**Exercise brief**
Below are some records; work out how many of their lines contain "הדסה" and give the number only.

***** Provided records

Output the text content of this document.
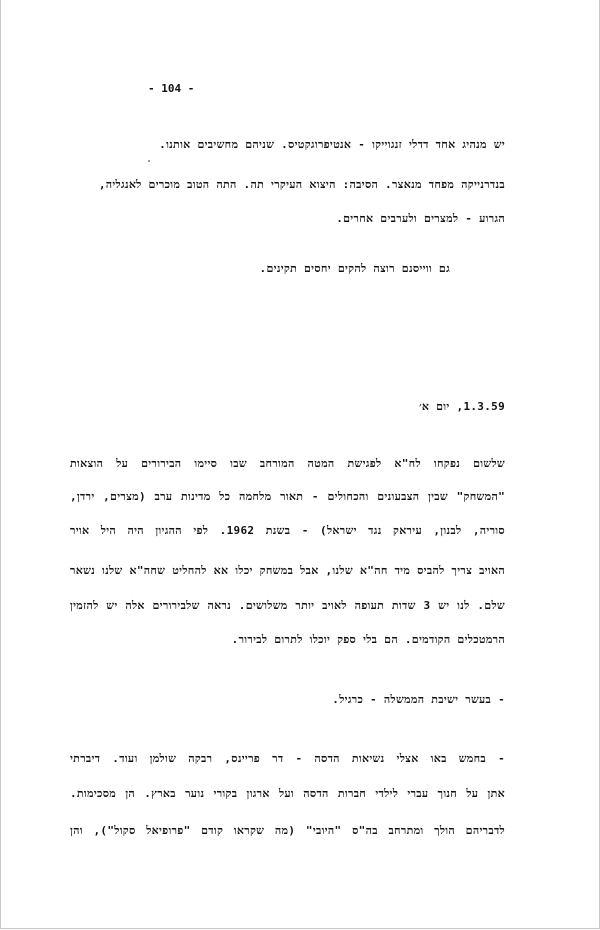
- 104 -
יש מנהיג אחד דדלי זנגוייקו - אנטיפרוגקטיס. שניהם מחשיבים אותנו.
בנדרנייקה מפחד מנאצר. הסיבה: היצוא העיקרי תה. התה הטוב מוכרים לאנגליה,
הגרוע - למצרים ולערבים אחרים.
גם ווייסנם רוצה להקים יחסים תקינים.
1.3.59, יום א׳
שלשום נפקחו לח"א לפגישת המטה המורחב שבו סיימו הבירורים על הוצאות
"המשחק" שבין הצבעונים והכחולים - תאור מלחמה כל מדינות ערב (מצרים, ירדן,
סוריה, לבנון, עיראק נגד ישראל) - בשנת 1962. לפי ההגיון היה היל אויר
האויב צריך להביס מיד חה"א שלנו, אבל במשחק יכלו אא להחליט שחה"א שלנו נשאר
שלם. לנו יש 3 שדות תעופה לאויב יותר משלושים. נראה שלבירורים אלה יש להזמין
הרמטכלים הקודמים. הם בלי ספק יוכלו לתרום לבירור.
- בעשר ישיבת הממשלה - כרגיל.
- בחמש באו אצלי נשיאות הדסה - דר פריינס, רבקה שולמן ועוד. דיברתי
אתן על חנוך עברי לילדי חברות הדסה ועל ארגון בקורי נוער בארץ. הן מסכימות.
לדבריהם הולך ומתרחב בה"ס "היובי" (מה שקראו קודם "פרופיאל סקול"), והן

**********

**Answer to the problem**
2